*Description of the task:* Check each line of the records below and collect those holding "equivalent".

## begin Given entries

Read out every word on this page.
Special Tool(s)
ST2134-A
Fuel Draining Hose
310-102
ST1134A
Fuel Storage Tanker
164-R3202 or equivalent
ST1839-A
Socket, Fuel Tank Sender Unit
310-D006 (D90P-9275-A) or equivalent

## end Given entries

*Written solution:*
164-R3202 or equivalent
310-D006 (D90P-9275-A) or equivalent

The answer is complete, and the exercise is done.